Quote every line below exactly as it reads.

Saved data entries:
** BEGIN **

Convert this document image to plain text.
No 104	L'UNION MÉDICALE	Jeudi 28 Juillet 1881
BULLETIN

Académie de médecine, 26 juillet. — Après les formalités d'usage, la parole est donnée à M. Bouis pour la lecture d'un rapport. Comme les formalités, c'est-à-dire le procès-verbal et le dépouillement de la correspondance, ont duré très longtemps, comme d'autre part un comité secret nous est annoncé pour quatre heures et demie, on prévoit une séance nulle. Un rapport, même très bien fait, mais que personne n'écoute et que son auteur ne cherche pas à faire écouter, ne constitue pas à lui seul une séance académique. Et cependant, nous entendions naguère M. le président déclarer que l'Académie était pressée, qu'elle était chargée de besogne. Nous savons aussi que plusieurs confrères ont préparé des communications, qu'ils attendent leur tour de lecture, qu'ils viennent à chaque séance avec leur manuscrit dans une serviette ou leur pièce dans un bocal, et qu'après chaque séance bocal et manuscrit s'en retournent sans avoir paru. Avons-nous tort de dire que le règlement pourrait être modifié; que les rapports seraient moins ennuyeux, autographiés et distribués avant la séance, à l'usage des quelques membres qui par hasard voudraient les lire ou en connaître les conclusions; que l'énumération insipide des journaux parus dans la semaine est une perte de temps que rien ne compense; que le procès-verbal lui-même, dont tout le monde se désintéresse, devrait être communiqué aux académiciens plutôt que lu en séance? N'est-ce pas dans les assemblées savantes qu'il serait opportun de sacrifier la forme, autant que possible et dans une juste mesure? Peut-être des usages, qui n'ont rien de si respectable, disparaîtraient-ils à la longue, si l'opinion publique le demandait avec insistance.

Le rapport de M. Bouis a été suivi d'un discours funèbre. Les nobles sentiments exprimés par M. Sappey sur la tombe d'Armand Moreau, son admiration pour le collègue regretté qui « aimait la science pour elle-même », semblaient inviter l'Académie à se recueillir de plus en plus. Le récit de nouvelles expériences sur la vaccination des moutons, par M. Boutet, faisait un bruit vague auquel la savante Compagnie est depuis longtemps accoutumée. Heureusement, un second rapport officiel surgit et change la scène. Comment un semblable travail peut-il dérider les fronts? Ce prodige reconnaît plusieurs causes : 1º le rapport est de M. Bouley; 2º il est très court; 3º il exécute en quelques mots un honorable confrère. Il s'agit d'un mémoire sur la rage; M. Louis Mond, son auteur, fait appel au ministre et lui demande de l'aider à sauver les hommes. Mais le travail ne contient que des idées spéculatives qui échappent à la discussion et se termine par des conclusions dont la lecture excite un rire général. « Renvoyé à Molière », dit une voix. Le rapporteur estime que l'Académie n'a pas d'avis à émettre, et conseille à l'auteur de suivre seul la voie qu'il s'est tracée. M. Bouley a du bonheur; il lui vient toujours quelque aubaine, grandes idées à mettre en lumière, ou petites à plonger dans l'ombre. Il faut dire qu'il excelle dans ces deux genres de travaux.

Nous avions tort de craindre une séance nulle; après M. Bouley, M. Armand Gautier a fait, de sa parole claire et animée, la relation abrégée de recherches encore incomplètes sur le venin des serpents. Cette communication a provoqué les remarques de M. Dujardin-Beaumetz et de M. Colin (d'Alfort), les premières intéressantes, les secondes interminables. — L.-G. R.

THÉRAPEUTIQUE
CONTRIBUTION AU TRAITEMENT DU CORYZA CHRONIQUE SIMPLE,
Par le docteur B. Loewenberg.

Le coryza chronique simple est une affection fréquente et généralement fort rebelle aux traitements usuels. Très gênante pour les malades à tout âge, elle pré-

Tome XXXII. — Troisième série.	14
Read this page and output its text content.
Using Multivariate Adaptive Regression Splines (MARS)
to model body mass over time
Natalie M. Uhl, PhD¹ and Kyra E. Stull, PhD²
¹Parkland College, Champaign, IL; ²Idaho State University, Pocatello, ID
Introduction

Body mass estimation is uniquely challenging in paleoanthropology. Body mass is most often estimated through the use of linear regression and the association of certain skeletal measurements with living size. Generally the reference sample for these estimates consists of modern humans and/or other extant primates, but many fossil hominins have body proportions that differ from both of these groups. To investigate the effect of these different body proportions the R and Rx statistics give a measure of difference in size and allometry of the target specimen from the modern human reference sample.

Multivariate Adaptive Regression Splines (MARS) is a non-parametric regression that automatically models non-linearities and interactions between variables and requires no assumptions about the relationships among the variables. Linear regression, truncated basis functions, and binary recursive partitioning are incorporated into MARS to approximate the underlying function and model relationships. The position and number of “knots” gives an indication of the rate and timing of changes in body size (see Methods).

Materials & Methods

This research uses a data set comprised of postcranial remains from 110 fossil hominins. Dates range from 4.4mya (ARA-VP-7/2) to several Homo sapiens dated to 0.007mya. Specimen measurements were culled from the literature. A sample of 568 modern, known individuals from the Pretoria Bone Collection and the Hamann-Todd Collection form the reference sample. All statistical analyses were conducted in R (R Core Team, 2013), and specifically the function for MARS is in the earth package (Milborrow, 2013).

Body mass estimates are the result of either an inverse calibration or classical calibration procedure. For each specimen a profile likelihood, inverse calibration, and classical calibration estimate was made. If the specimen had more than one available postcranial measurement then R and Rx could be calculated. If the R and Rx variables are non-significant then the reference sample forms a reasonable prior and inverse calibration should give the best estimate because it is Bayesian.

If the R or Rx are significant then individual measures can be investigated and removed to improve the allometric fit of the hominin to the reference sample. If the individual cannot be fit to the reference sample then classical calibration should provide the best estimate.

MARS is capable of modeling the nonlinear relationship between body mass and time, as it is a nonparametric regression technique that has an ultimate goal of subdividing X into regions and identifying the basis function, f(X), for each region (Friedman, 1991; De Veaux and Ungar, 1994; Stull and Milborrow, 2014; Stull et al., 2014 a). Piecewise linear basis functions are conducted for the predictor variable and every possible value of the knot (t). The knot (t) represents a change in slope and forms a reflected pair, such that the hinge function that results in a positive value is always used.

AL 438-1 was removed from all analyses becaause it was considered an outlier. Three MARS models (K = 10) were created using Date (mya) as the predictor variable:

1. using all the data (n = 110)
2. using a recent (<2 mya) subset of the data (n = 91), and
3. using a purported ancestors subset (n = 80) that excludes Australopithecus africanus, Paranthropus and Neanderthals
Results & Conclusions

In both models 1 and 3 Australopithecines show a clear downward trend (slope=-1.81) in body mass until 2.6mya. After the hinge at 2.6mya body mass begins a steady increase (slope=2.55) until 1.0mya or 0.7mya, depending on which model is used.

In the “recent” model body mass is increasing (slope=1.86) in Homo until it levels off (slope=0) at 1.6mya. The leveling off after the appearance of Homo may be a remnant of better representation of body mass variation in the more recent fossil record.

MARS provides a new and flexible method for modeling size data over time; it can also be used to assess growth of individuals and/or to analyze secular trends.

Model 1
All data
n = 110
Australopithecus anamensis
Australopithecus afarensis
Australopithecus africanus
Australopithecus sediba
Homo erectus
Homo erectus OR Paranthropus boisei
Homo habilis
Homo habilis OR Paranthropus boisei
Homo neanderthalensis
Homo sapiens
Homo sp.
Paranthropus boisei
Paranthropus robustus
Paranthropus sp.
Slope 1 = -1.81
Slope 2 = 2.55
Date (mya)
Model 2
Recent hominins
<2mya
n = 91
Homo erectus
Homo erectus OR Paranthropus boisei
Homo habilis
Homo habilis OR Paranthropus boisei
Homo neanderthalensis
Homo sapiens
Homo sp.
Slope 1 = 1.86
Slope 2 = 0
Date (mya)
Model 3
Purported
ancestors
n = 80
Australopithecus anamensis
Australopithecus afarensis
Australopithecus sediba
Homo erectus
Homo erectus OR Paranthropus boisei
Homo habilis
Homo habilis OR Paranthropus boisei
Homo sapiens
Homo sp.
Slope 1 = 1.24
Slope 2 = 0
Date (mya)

** END **

• [PROBLEM SOLUTION]
Convert this document image to plain text.
No 104	L'UNION MÉDICALE	Jeudi 28 Juillet 1881
BULLETIN

Académie de médecine, 26 juillet. — Après les formalités d'usage, la parole est donnée à M. Bouis pour la lecture d'un rapport. Comme les formalités, c'est-à-dire le procès-verbal et le dépouillement de la correspondance, ont duré très longtemps, comme d'autre part un comité secret nous est annoncé pour quatre heures et demie, on prévoit une séance nulle. Un rapport, même très bien fait, mais que personne n'écoute et que son auteur ne cherche pas à faire écouter, ne constitue pas à lui seul une séance académique. Et cependant, nous entendions naguère M. le président déclarer que l'Académie était pressée, qu'elle était chargée de besogne. Nous savons aussi que plusieurs confrères ont préparé des communications, qu'ils attendent leur tour de lecture, qu'ils viennent à chaque séance avec leur manuscrit dans une serviette ou leur pièce dans un bocal, et qu'après chaque séance bocal et manuscrit s'en retournent sans avoir paru. Avons-nous tort de dire que le règlement pourrait être modifié; que les rapports seraient moins ennuyeux, autographiés et distribués avant la séance, à l'usage des quelques membres qui par hasard voudraient les lire ou en connaître les conclusions; que l'énumération insipide des journaux parus dans la semaine est une perte de temps que rien ne compense; que le procès-verbal lui-même, dont tout le monde se désintéresse, devrait être communiqué aux académiciens plutôt que lu en séance? N'est-ce pas dans les assemblées savantes qu'il serait opportun de sacrifier la forme, autant que possible et dans une juste mesure? Peut-être des usages, qui n'ont rien de si respectable, disparaîtraient-ils à la longue, si l'opinion publique le demandait avec insistance.

Le rapport de M. Bouis a été suivi d'un discours funèbre. Les nobles sentiments exprimés par M. Sappey sur la tombe d'Armand Moreau, son admiration pour le collègue regretté qui « aimait la science pour elle-même », semblaient inviter l'Académie à se recueillir de plus en plus. Le récit de nouvelles expériences sur la vaccination des moutons, par M. Boutet, faisait un bruit vague auquel la savante Compagnie est depuis longtemps accoutumée. Heureusement, un second rapport officiel surgit et change la scène. Comment un semblable travail peut-il dérider les fronts? Ce prodige reconnaît plusieurs causes : 1º le rapport est de M. Bouley; 2º il est très court; 3º il exécute en quelques mots un honorable confrère. Il s'agit d'un mémoire sur la rage; M. Louis Mond, son auteur, fait appel au ministre et lui demande de l'aider à sauver les hommes. Mais le travail ne contient que des idées spéculatives qui échappent à la discussion et se termine par des conclusions dont la lecture excite un rire général. « Renvoyé à Molière », dit une voix. Le rapporteur estime que l'Académie n'a pas d'avis à émettre, et conseille à l'auteur de suivre seul la voie qu'il s'est tracée. M. Bouley a du bonheur; il lui vient toujours quelque aubaine, grandes idées à mettre en lumière, ou petites à plonger dans l'ombre. Il faut dire qu'il excelle dans ces deux genres de travaux.

Nous avions tort de craindre une séance nulle; après M. Bouley, M. Armand Gautier a fait, de sa parole claire et animée, la relation abrégée de recherches encore incomplètes sur le venin des serpents. Cette communication a provoqué les remarques de M. Dujardin-Beaumetz et de M. Colin (d'Alfort), les premières intéressantes, les secondes interminables. — L.-G. R.

THÉRAPEUTIQUE
CONTRIBUTION AU TRAITEMENT DU CORYZA CHRONIQUE SIMPLE,
Par le docteur B. Loewenberg.

Le coryza chronique simple est une affection fréquente et généralement fort rebelle aux traitements usuels. Très gênante pour les malades à tout âge, elle pré-

Tome XXXII. — Troisième série.	14
Read this page and output its text content.
Using Multivariate Adaptive Regression Splines (MARS)
to model body mass over time
Natalie M. Uhl, PhD¹ and Kyra E. Stull, PhD²
¹Parkland College, Champaign, IL; ²Idaho State University, Pocatello, ID
Introduction

Body mass estimation is uniquely challenging in paleoanthropology. Body mass is most often estimated through the use of linear regression and the association of certain skeletal measurements with living size. Generally the reference sample for these estimates consists of modern humans and/or other extant primates, but many fossil hominins have body proportions that differ from both of these groups. To investigate the effect of these different body proportions the R and Rx statistics give a measure of difference in size and allometry of the target specimen from the modern human reference sample.

Multivariate Adaptive Regression Splines (MARS) is a non-parametric regression that automatically models non-linearities and interactions between variables and requires no assumptions about the relationships among the variables. Linear regression, truncated basis functions, and binary recursive partitioning are incorporated into MARS to approximate the underlying function and model relationships. The position and number of “knots” gives an indication of the rate and timing of changes in body size (see Methods).

Materials & Methods

This research uses a data set comprised of postcranial remains from 110 fossil hominins. Dates range from 4.4mya (ARA-VP-7/2) to several Homo sapiens dated to 0.007mya. Specimen measurements were culled from the literature. A sample of 568 modern, known individuals from the Pretoria Bone Collection and the Hamann-Todd Collection form the reference sample. All statistical analyses were conducted in R (R Core Team, 2013), and specifically the function for MARS is in the earth package (Milborrow, 2013).

Body mass estimates are the result of either an inverse calibration or classical calibration procedure. For each specimen a profile likelihood, inverse calibration, and classical calibration estimate was made. If the specimen had more than one available postcranial measurement then R and Rx could be calculated. If the R and Rx variables are non-significant then the reference sample forms a reasonable prior and inverse calibration should give the best estimate because it is Bayesian.

If the R or Rx are significant then individual measures can be investigated and removed to improve the allometric fit of the hominin to the reference sample. If the individual cannot be fit to the reference sample then classical calibration should provide the best estimate.

MARS is capable of modeling the nonlinear relationship between body mass and time, as it is a nonparametric regression technique that has an ultimate goal of subdividing X into regions and identifying the basis function, f(X), for each region (Friedman, 1991; De Veaux and Ungar, 1994; Stull and Milborrow, 2014; Stull et al., 2014 a). Piecewise linear basis functions are conducted for the predictor variable and every possible value of the knot (t). The knot (t) represents a change in slope and forms a reflected pair, such that the hinge function that results in a positive value is always used.

AL 438-1 was removed from all analyses becaause it was considered an outlier. Three MARS models (K = 10) were created using Date (mya) as the predictor variable:

1. using all the data (n = 110)
2. using a recent (<2 mya) subset of the data (n = 91), and
3. using a purported ancestors subset (n = 80) that excludes Australopithecus africanus, Paranthropus and Neanderthals
Results & Conclusions

In both models 1 and 3 Australopithecines show a clear downward trend (slope=-1.81) in body mass until 2.6mya. After the hinge at 2.6mya body mass begins a steady increase (slope=2.55) until 1.0mya or 0.7mya, depending on which model is used.

In the “recent” model body mass is increasing (slope=1.86) in Homo until it levels off (slope=0) at 1.6mya. The leveling off after the appearance of Homo may be a remnant of better representation of body mass variation in the more recent fossil record.

MARS provides a new and flexible method for modeling size data over time; it can also be used to assess growth of individuals and/or to analyze secular trends.

Model 1
All data
n = 110
Australopithecus anamensis
Australopithecus afarensis
Australopithecus africanus
Australopithecus sediba
Homo erectus
Homo erectus OR Paranthropus boisei
Homo habilis
Homo habilis OR Paranthropus boisei
Homo neanderthalensis
Homo sapiens
Homo sp.
Paranthropus boisei
Paranthropus robustus
Paranthropus sp.
Slope 1 = -1.81
Slope 2 = 2.55
Date (mya)
Model 2
Recent hominins
<2mya
n = 91
Homo erectus
Homo erectus OR Paranthropus boisei
Homo habilis
Homo habilis OR Paranthropus boisei
Homo neanderthalensis
Homo sapiens
Homo sp.
Slope 1 = 1.86
Slope 2 = 0
Date (mya)
Model 3
Purported
ancestors
n = 80
Australopithecus anamensis
Australopithecus afarensis
Australopithecus sediba
Homo erectus
Homo erectus OR Paranthropus boisei
Homo habilis
Homo habilis OR Paranthropus boisei
Homo sapiens
Homo sp.
Slope 1 = 1.24
Slope 2 = 0
Date (mya)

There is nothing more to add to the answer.